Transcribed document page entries
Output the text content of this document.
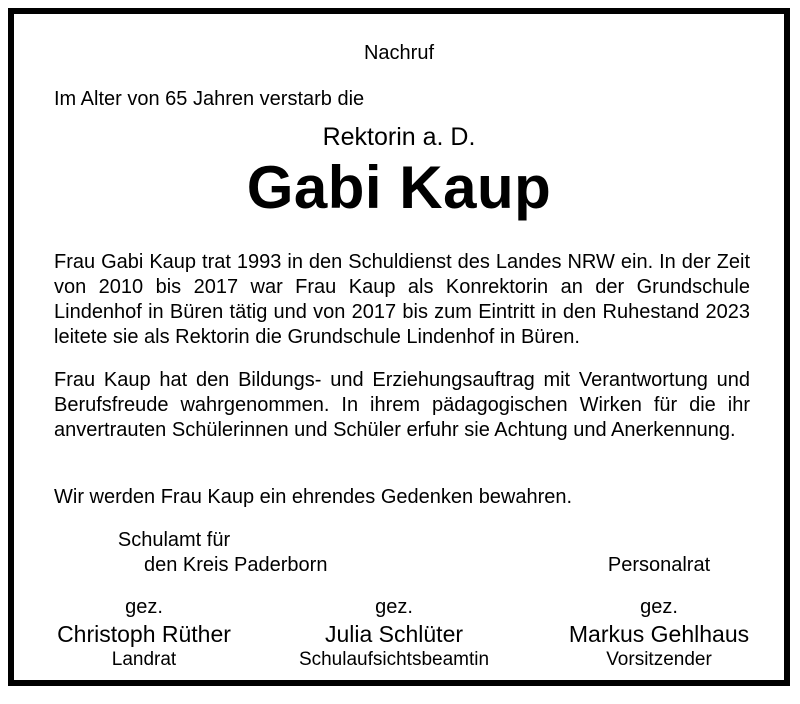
Nachruf
Im Alter von 65 Jahren verstarb die
Rektorin a. D.
Gabi Kaup
Frau Gabi Kaup trat 1993 in den Schuldienst des Landes NRW ein. In der Zeit von 2010 bis 2017 war Frau Kaup als Konrektorin an der Grundschule Lindenhof in Büren tätig und von 2017 bis zum Eintritt in den Ruhestand 2023 leitete sie als Rektorin die Grundschule Lindenhof in Büren.
Frau Kaup hat den Bildungs- und Erziehungsauftrag mit Verantwortung und Berufsfreude wahrgenommen. In ihrem pädagogischen Wirken für die ihr anvertrauten Schülerinnen und Schüler erfuhr sie Achtung und Anerkennung.
Wir werden Frau Kaup ein ehrendes Gedenken bewahren.
Schulamt für
den Kreis Paderborn
gez.
Christoph Rüther
Landrat
gez.
Julia Schlüter
Schulaufsichtsbeamtin
Personalrat
gez.
Markus Gehlhaus
Vorsitzender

* WHAT THE TASK ASKS *
Repeat the records above verbatim, with no pictures in the result.

* ANSWER TO THIS TASK *
Output the text content of this document.
Nachruf
Im Alter von 65 Jahren verstarb die
Rektorin a. D.
Gabi Kaup
Frau Gabi Kaup trat 1993 in den Schuldienst des Landes NRW ein. In der Zeit von 2010 bis 2017 war Frau Kaup als Konrektorin an der Grundschule Lindenhof in Büren tätig und von 2017 bis zum Eintritt in den Ruhestand 2023 leitete sie als Rektorin die Grundschule Lindenhof in Büren.
Frau Kaup hat den Bildungs- und Erziehungsauftrag mit Verantwortung und Berufsfreude wahrgenommen. In ihrem pädagogischen Wirken für die ihr anvertrauten Schülerinnen und Schüler erfuhr sie Achtung und Anerkennung.
Wir werden Frau Kaup ein ehrendes Gedenken bewahren.
Schulamt für
den Kreis Paderborn
gez.
Christoph Rüther
Landrat
gez.
Julia Schlüter
Schulaufsichtsbeamtin
Personalrat
gez.
Markus Gehlhaus
Vorsitzender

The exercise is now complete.